SET TASK — Using the entries that follow, state how many lines contain the word "this". The response is that number and nothing more.

MATERIAL —
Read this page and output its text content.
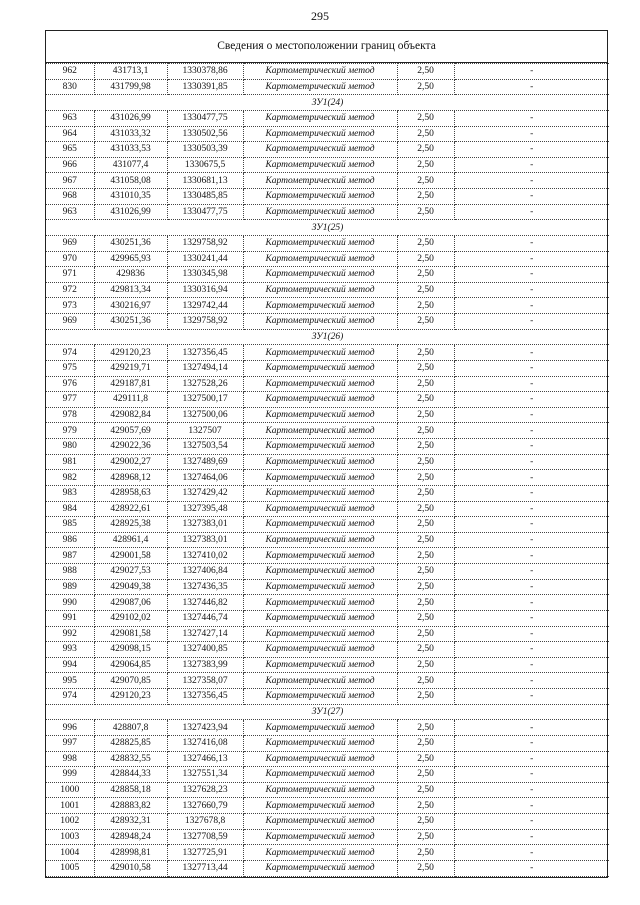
295
Сведения о местоположении границ объекта
962	431713,1	1330378,86	Картометрический метод	2,50	-
830	431799,98	1330391,85	Картометрический метод	2,50	-
ЗУ1(24)					
963	431026,99	1330477,75	Картометрический метод	2,50	-
964	431033,32	1330502,56	Картометрический метод	2,50	-
965	431033,53	1330503,39	Картометрический метод	2,50	-
966	431077,4	1330675,5	Картометрический метод	2,50	-
967	431058,08	1330681,13	Картометрический метод	2,50	-
968	431010,35	1330485,85	Картометрический метод	2,50	-
963	431026,99	1330477,75	Картометрический метод	2,50	-
ЗУ1(25)					
969	430251,36	1329758,92	Картометрический метод	2,50	-
970	429965,93	1330241,44	Картометрический метод	2,50	-
971	429836	1330345,98	Картометрический метод	2,50	-
972	429813,34	1330316,94	Картометрический метод	2,50	-
973	430216,97	1329742,44	Картометрический метод	2,50	-
969	430251,36	1329758,92	Картометрический метод	2,50	-
ЗУ1(26)					
974	429120,23	1327356,45	Картометрический метод	2,50	-
975	429219,71	1327494,14	Картометрический метод	2,50	-
976	429187,81	1327528,26	Картометрический метод	2,50	-
977	429111,8	1327500,17	Картометрический метод	2,50	-
978	429082,84	1327500,06	Картометрический метод	2,50	-
979	429057,69	1327507	Картометрический метод	2,50	-
980	429022,36	1327503,54	Картометрический метод	2,50	-
981	429002,27	1327489,69	Картометрический метод	2,50	-
982	428968,12	1327464,06	Картометрический метод	2,50	-
983	428958,63	1327429,42	Картометрический метод	2,50	-
984	428922,61	1327395,48	Картометрический метод	2,50	-
985	428925,38	1327383,01	Картометрический метод	2,50	-
986	428961,4	1327383,01	Картометрический метод	2,50	-
987	429001,58	1327410,02	Картометрический метод	2,50	-
988	429027,53	1327406,84	Картометрический метод	2,50	-
989	429049,38	1327436,35	Картометрический метод	2,50	-
990	429087,06	1327446,82	Картометрический метод	2,50	-
991	429102,02	1327446,74	Картометрический метод	2,50	-
992	429081,58	1327427,14	Картометрический метод	2,50	-
993	429098,15	1327400,85	Картометрический метод	2,50	-
994	429064,85	1327383,99	Картометрический метод	2,50	-
995	429070,85	1327358,07	Картометрический метод	2,50	-
974	429120,23	1327356,45	Картометрический метод	2,50	-
ЗУ1(27)					
996	428807,8	1327423,94	Картометрический метод	2,50	-
997	428825,85	1327416,08	Картометрический метод	2,50	-
998	428832,55	1327466,13	Картометрический метод	2,50	-
999	428844,33	1327551,34	Картометрический метод	2,50	-
1000	428858,18	1327628,23	Картометрический метод	2,50	-
1001	428883,82	1327660,79	Картометрический метод	2,50	-
1002	428932,31	1327678,8	Картометрический метод	2,50	-
1003	428948,24	1327708,59	Картометрический метод	2,50	-
1004	428998,81	1327725,91	Картометрический метод	2,50	-
1005	429010,58	1327713,44	Картометрический метод	2,50	-
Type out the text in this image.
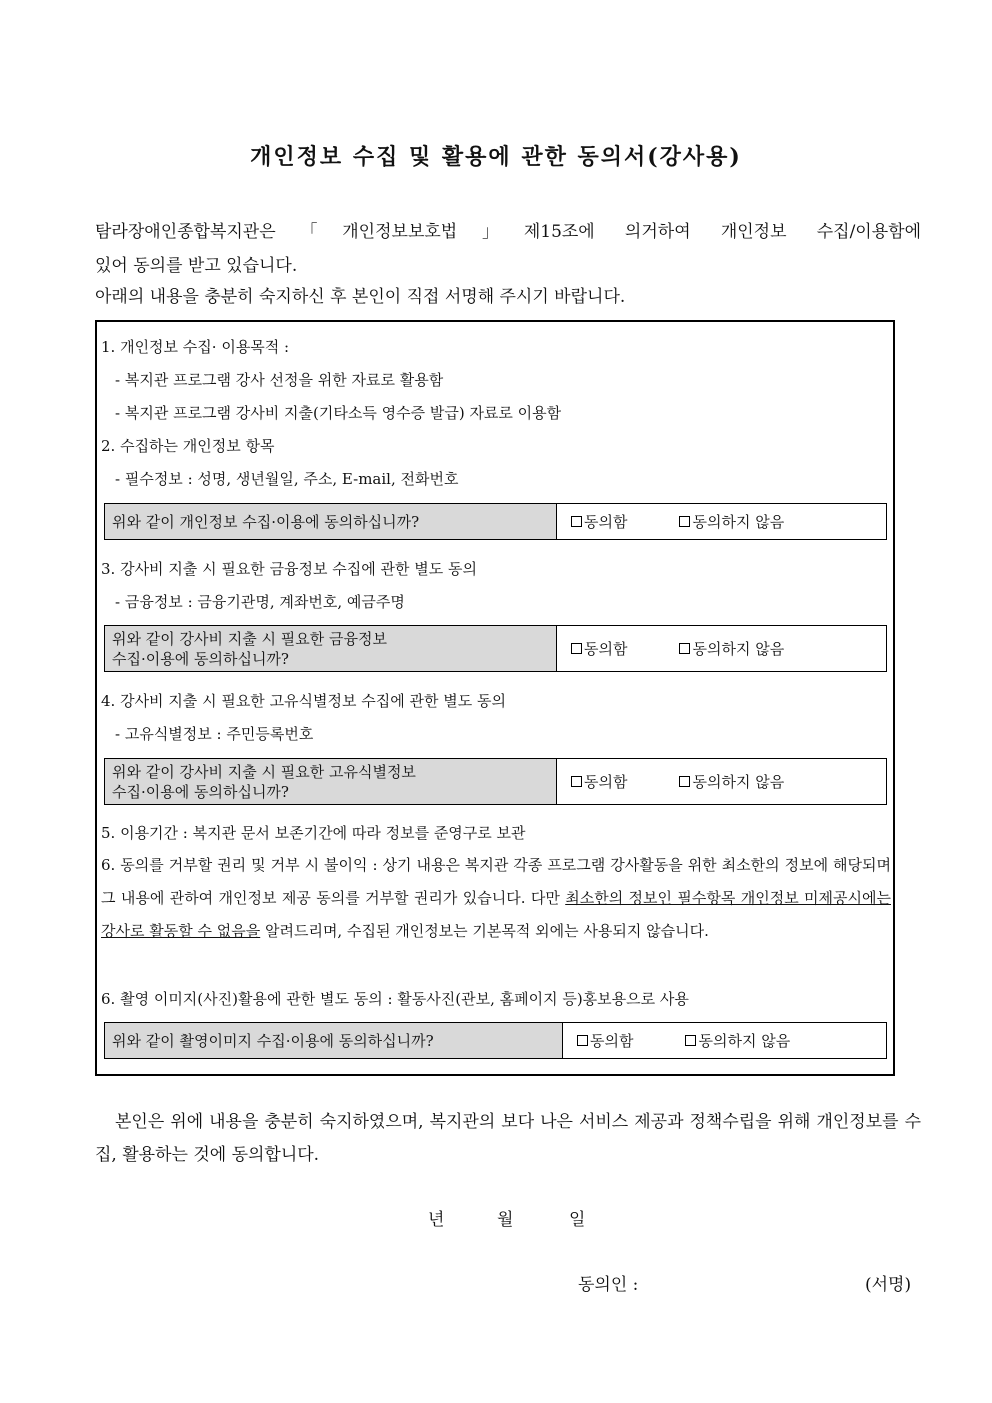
개인정보 수집 및 활용에 관한 동의서(강사용)
탐라장애인종합복지관은「개인정보보호법」제15조에 의거하여 개인정보 수집/이용함에
있어 동의를 받고 있습니다.
아래의 내용을 충분히 숙지하신 후 본인이 직접 서명해 주시기 바랍니다.
1. 개인정보 수집· 이용목적 :
- 복지관 프로그램 강사 선정을 위한 자료로 활용함
- 복지관 프로그램 강사비 지출(기타소득 영수증 발급) 자료로 이용함
2. 수집하는 개인정보 항목
- 필수정보 : 성명, 생년월일, 주소, E-mail, 전화번호
위와 같이 개인정보 수집·이용에 동의하십니까?	동의함	동의하지 않음
3. 강사비 지출 시 필요한 금융정보 수집에 관한 별도 동의
- 금융정보 : 금융기관명, 계좌번호, 예금주명
위와 같이 강사비 지출 시 필요한 금융정보
수집·이용에 동의하십니까?
동의함	동의하지 않음
4. 강사비 지출 시 필요한 고유식별정보 수집에 관한 별도 동의
- 고유식별정보 : 주민등록번호
위와 같이 강사비 지출 시 필요한 고유식별정보
수집·이용에 동의하십니까?
동의함	동의하지 않음
5. 이용기간 : 복지관 문서 보존기간에 따라 정보를 준영구로 보관
6. 동의를 거부할 권리 및 거부 시 불이익 : 상기 내용은 복지관 각종 프로그램 강사활동을 위한 최소한의 정보에 해당되며 그 내용에 관하여 개인정보 제공 동의를 거부할 권리가 있습니다. 다만 최소한의 정보인 필수항목 개인정보 미제공시에는 강사로 활동할 수 없음을 알려드리며, 수집된 개인정보는 기본목적 외에는 사용되지 않습니다.
6. 촬영 이미지(사진)활용에 관한 별도 동의 : 활동사진(관보, 홈페이지 등)홍보용으로 사용
위와 같이 촬영이미지 수집·이용에 동의하십니까?	동의함	동의하지 않음
본인은 위에 내용을 충분히 숙지하였으며, 복지관의 보다 나은 서비스 제공과 정책수립을 위해 개인정보를 수집, 활용하는 것에 동의합니다.
년	월	일
동의인 :	(서명)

WORKED SOLUTION — 2